** Written exercise **
What is the number of lines containing the word "xlabel"? Give that number alone.

*** Data lines ***

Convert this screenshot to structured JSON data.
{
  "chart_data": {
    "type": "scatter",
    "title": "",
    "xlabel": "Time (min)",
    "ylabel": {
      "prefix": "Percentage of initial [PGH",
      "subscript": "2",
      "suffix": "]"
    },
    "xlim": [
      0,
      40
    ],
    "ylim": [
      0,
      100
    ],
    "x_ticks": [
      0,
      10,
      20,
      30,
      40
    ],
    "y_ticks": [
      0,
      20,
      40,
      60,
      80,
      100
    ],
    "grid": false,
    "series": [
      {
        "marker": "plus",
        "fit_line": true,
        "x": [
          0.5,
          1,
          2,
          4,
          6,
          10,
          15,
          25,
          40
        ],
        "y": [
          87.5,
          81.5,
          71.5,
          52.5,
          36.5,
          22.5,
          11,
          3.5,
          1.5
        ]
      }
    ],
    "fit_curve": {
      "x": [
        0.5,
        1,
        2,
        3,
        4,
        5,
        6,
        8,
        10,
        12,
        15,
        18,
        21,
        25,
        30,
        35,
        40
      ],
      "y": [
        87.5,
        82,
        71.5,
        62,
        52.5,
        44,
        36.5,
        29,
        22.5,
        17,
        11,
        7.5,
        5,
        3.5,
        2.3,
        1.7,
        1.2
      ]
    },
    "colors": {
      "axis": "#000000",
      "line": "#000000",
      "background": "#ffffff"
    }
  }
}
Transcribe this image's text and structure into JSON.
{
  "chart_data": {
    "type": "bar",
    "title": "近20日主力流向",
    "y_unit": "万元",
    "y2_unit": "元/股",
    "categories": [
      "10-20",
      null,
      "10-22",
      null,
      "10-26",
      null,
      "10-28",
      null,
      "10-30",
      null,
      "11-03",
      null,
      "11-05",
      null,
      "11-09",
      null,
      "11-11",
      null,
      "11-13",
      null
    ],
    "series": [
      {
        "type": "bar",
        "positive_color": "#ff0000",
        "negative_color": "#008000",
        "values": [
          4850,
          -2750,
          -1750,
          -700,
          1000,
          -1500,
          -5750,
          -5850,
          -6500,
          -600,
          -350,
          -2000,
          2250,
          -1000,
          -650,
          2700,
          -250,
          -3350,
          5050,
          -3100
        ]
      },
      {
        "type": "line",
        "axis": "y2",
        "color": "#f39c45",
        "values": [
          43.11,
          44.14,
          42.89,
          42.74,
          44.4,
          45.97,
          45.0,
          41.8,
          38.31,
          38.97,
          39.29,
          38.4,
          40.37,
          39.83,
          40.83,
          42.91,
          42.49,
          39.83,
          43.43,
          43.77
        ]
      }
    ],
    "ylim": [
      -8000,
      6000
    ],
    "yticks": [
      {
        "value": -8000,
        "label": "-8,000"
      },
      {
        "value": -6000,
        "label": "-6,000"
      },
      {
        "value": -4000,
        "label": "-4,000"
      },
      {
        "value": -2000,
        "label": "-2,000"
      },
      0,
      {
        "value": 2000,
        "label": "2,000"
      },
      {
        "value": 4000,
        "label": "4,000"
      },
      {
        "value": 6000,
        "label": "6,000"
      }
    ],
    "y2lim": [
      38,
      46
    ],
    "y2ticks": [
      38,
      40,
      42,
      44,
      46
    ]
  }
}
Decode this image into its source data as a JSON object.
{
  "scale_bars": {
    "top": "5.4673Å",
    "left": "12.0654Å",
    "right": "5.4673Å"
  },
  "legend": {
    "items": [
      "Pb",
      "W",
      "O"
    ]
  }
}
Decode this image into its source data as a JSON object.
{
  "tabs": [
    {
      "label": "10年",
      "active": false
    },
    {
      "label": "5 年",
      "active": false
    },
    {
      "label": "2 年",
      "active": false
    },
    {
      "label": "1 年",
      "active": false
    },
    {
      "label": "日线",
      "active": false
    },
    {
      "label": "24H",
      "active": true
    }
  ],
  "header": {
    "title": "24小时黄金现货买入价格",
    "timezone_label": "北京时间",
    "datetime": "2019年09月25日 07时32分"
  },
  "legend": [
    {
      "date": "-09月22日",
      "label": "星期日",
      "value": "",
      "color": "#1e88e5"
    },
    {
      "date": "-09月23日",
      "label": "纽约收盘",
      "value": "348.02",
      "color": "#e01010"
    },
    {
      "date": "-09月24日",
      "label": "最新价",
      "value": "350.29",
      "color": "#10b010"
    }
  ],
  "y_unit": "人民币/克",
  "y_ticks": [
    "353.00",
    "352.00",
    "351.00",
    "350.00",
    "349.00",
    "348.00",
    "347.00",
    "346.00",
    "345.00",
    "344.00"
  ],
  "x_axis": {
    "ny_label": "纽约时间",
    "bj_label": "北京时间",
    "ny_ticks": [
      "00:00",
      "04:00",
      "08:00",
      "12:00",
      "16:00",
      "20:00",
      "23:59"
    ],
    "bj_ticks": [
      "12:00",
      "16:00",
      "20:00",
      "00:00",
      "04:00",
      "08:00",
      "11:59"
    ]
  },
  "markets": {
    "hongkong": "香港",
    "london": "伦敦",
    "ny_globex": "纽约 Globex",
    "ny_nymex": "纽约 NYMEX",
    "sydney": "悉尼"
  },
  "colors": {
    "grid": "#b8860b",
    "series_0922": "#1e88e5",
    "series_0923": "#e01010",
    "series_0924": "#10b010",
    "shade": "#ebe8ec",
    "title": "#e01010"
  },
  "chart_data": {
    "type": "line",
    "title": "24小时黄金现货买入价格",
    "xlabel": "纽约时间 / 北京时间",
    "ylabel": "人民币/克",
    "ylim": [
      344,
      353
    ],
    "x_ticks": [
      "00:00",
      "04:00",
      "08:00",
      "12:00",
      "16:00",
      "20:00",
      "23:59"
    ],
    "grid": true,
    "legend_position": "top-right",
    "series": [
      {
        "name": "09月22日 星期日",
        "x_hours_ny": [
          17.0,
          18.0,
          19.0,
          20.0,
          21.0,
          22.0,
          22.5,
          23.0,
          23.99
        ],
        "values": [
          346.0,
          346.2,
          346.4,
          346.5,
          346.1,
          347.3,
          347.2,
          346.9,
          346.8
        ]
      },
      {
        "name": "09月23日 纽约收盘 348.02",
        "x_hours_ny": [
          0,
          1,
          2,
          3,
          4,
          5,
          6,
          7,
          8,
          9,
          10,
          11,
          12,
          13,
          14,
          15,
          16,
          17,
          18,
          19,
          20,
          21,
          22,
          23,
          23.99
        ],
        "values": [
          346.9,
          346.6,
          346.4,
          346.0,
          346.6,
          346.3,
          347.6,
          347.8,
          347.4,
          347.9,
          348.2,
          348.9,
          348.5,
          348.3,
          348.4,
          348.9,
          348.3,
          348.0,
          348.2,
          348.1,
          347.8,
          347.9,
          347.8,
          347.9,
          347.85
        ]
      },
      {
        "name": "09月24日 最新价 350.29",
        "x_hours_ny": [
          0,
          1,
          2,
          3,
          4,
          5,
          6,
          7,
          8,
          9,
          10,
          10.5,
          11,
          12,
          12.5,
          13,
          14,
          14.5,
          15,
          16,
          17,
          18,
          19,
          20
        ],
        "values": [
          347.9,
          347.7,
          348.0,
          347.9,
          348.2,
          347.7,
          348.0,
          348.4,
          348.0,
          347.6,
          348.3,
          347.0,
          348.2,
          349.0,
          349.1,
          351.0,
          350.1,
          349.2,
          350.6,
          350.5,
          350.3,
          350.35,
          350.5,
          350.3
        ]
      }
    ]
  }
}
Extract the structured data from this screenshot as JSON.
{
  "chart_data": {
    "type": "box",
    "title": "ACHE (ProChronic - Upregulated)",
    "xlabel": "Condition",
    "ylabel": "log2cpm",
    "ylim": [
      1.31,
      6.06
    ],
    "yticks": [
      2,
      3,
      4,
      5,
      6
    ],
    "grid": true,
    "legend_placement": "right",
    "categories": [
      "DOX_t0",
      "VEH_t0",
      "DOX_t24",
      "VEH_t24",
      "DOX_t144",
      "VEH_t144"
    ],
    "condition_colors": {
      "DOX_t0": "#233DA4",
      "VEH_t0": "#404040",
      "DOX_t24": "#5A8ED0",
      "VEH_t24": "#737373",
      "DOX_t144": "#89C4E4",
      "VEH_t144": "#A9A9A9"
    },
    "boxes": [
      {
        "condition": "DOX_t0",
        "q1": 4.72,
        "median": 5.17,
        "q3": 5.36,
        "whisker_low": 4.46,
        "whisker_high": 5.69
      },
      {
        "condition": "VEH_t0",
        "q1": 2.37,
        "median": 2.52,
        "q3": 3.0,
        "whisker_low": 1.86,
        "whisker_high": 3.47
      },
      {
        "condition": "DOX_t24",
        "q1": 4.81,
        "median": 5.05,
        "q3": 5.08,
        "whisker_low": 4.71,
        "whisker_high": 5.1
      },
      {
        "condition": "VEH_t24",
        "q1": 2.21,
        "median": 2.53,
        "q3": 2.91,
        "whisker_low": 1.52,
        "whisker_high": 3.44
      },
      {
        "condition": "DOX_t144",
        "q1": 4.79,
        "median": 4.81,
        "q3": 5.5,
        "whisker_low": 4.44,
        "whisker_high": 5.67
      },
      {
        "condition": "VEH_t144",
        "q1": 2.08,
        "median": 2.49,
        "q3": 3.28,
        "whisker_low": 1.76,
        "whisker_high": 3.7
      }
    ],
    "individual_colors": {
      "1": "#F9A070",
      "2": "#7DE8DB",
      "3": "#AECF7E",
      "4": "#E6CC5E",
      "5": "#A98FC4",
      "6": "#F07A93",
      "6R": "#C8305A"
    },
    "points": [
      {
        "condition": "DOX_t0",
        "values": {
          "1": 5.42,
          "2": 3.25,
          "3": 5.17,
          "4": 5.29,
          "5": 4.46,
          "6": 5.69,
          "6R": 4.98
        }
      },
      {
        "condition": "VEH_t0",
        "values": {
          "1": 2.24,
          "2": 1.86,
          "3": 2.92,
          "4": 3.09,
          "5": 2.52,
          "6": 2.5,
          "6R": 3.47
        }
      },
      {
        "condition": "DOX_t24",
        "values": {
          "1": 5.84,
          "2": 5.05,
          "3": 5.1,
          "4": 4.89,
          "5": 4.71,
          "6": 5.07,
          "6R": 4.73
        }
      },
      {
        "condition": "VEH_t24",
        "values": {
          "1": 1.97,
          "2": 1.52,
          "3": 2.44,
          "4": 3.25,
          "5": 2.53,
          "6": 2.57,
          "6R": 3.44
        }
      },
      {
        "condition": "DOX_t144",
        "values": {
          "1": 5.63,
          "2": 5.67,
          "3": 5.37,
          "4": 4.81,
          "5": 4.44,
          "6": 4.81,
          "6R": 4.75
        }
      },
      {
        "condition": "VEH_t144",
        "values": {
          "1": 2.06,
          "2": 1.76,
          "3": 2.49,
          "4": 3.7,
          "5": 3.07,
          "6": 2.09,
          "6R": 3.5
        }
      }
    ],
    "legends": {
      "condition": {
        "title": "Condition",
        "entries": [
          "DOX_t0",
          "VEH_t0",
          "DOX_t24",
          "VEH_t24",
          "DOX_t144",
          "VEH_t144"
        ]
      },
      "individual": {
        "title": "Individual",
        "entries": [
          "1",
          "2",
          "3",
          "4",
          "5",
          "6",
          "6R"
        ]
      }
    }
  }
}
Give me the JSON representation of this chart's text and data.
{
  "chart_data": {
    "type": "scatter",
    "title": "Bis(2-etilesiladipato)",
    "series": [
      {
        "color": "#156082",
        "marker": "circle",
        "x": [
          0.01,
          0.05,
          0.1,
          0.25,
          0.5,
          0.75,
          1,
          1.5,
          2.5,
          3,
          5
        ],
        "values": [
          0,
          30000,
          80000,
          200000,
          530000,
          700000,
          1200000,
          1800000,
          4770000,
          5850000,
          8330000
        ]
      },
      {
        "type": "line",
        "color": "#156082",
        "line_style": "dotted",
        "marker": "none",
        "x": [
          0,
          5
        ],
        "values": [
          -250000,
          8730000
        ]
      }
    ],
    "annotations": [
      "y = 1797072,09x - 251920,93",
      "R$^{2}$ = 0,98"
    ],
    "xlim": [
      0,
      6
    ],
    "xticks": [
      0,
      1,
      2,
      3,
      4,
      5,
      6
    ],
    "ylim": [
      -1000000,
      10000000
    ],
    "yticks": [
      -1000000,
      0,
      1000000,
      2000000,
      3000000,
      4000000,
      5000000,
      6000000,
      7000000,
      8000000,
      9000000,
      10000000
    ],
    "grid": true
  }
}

***

** Completed exercise **
3